Data entries
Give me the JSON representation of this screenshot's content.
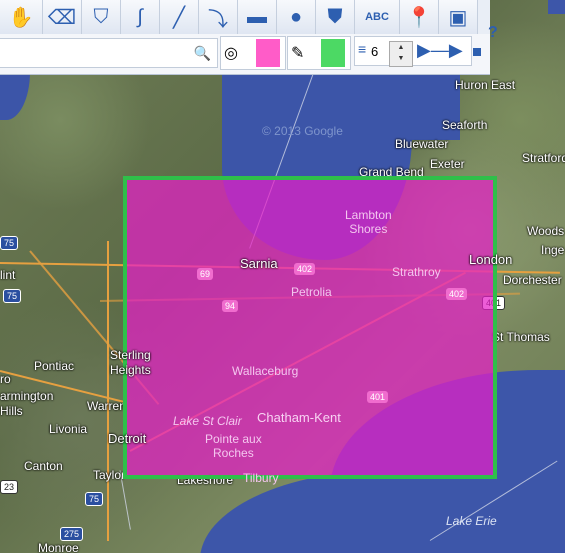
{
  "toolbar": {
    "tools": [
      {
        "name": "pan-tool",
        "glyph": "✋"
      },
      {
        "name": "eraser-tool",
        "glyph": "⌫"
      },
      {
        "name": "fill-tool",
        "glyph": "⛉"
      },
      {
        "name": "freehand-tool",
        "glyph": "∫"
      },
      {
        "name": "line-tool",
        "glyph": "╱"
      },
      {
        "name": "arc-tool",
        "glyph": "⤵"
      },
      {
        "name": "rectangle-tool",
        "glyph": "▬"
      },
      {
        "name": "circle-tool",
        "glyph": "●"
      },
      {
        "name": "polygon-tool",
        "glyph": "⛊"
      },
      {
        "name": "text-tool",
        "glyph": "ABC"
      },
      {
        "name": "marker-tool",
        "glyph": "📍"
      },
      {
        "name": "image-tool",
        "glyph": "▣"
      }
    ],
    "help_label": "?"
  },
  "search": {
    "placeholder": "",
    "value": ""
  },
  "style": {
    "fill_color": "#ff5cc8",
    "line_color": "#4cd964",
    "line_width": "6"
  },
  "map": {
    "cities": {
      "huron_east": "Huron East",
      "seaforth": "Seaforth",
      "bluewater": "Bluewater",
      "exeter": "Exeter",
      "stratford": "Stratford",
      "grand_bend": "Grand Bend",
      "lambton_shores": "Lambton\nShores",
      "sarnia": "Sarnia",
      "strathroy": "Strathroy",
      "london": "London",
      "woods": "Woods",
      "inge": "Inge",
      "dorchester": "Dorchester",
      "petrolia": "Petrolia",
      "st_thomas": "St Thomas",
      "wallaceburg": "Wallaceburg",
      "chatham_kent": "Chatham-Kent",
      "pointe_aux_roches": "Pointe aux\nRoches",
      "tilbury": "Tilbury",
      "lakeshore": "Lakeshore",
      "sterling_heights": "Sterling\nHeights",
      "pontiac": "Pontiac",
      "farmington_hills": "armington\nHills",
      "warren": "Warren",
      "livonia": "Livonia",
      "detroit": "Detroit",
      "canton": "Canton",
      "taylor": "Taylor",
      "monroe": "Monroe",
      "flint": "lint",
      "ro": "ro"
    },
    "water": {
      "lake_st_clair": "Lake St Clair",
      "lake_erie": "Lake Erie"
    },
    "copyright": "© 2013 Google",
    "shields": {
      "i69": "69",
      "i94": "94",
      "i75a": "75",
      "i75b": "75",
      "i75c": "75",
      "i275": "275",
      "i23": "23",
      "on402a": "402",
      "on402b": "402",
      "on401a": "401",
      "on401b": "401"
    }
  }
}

Exercise details: Make an exact copy of every record, pictures excluded.

Output for this task:
Give me the JSON representation of this screenshot's content.
{
  "toolbar": {
    "tools": [
      {
        "name": "pan-tool",
        "glyph": "✋"
      },
      {
        "name": "eraser-tool",
        "glyph": "⌫"
      },
      {
        "name": "fill-tool",
        "glyph": "⛉"
      },
      {
        "name": "freehand-tool",
        "glyph": "∫"
      },
      {
        "name": "line-tool",
        "glyph": "╱"
      },
      {
        "name": "arc-tool",
        "glyph": "⤵"
      },
      {
        "name": "rectangle-tool",
        "glyph": "▬"
      },
      {
        "name": "circle-tool",
        "glyph": "●"
      },
      {
        "name": "polygon-tool",
        "glyph": "⛊"
      },
      {
        "name": "text-tool",
        "glyph": "ABC"
      },
      {
        "name": "marker-tool",
        "glyph": "📍"
      },
      {
        "name": "image-tool",
        "glyph": "▣"
      }
    ],
    "help_label": "?"
  },
  "search": {
    "placeholder": "",
    "value": ""
  },
  "style": {
    "fill_color": "#ff5cc8",
    "line_color": "#4cd964",
    "line_width": "6"
  },
  "map": {
    "cities": {
      "huron_east": "Huron East",
      "seaforth": "Seaforth",
      "bluewater": "Bluewater",
      "exeter": "Exeter",
      "stratford": "Stratford",
      "grand_bend": "Grand Bend",
      "lambton_shores": "Lambton\nShores",
      "sarnia": "Sarnia",
      "strathroy": "Strathroy",
      "london": "London",
      "woods": "Woods",
      "inge": "Inge",
      "dorchester": "Dorchester",
      "petrolia": "Petrolia",
      "st_thomas": "St Thomas",
      "wallaceburg": "Wallaceburg",
      "chatham_kent": "Chatham-Kent",
      "pointe_aux_roches": "Pointe aux\nRoches",
      "tilbury": "Tilbury",
      "lakeshore": "Lakeshore",
      "sterling_heights": "Sterling\nHeights",
      "pontiac": "Pontiac",
      "farmington_hills": "armington\nHills",
      "warren": "Warren",
      "livonia": "Livonia",
      "detroit": "Detroit",
      "canton": "Canton",
      "taylor": "Taylor",
      "monroe": "Monroe",
      "flint": "lint",
      "ro": "ro"
    },
    "water": {
      "lake_st_clair": "Lake St Clair",
      "lake_erie": "Lake Erie"
    },
    "copyright": "© 2013 Google",
    "shields": {
      "i69": "69",
      "i94": "94",
      "i75a": "75",
      "i75b": "75",
      "i75c": "75",
      "i275": "275",
      "i23": "23",
      "on402a": "402",
      "on402b": "402",
      "on401a": "401",
      "on401b": "401"
    }
  }
}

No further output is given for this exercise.